→ SET EXERCISE: Find the lines with the string "idea" and return them.

→ RECORD EXTRACTS:
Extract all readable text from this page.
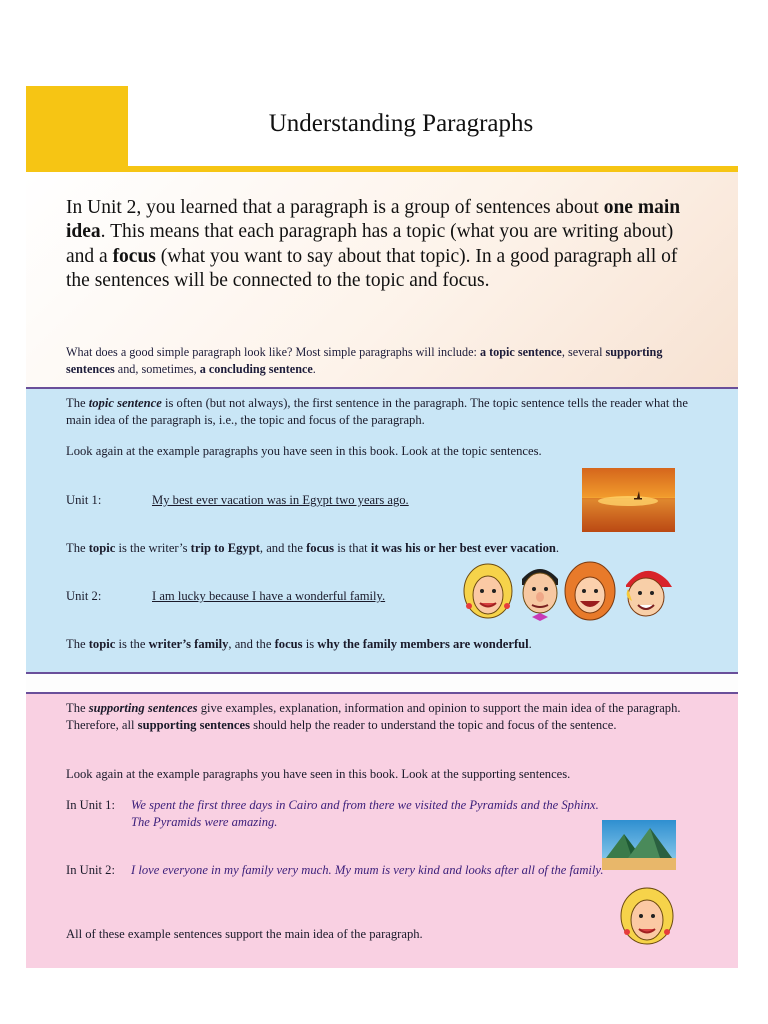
Understanding Paragraphs
In Unit 2, you learned that a paragraph is a group of sentences about one main idea. This means that each paragraph has a topic (what you are writing about) and a focus (what you want to say about that topic). In a good paragraph all of the sentences will be connected to the topic and focus.
What does a good simple paragraph look like? Most simple paragraphs will include: a topic sentence, several supporting sentences and, sometimes, a concluding sentence.
The topic sentence is often (but not always), the first sentence in the paragraph. The topic sentence tells the reader what the main idea of the paragraph is, i.e., the topic and focus of the paragraph.
Look again at the example paragraphs you have seen in this book. Look at the topic sentences.
Unit 1:	My best ever vacation was in Egypt two years ago.
The topic is the writer’s trip to Egypt, and the focus is that it was his or her best ever vacation.
Unit 2:	I am lucky because I have a wonderful family.
The topic is the writer’s family, and the focus is why the family members are wonderful.
The supporting sentences give examples, explanation, information and opinion to support the main idea of the paragraph. Therefore, all supporting sentences should help the reader to understand the topic and focus of the sentence.
Look again at the example paragraphs you have seen in this book. Look at the supporting sentences.
In Unit 1: We spent the first three days in Cairo and from there we visited the Pyramids and the Sphinx.
The Pyramids were amazing.
In Unit 2: I love everyone in my family very much. My mum is very kind and looks after all of the family.
All of these example sentences support the main idea of the paragraph.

→ EXERCISE ANSWER:
In Unit 2, you learned that a paragraph is a group of sentences about one main idea. This means that each paragraph has a topic (what you are writing about) and a focus (what you want to say about that topic). In a good paragraph all of the sentences will be connected to the topic and focus.
The topic sentence is often (but not always), the first sentence in the paragraph. The topic sentence tells the reader what the main idea of the paragraph is, i.e., the topic and focus of the paragraph.
The supporting sentences give examples, explanation, information and opinion to support the main idea of the paragraph. Therefore, all supporting sentences should help the reader to understand the topic and focus of the sentence.
All of these example sentences support the main idea of the paragraph.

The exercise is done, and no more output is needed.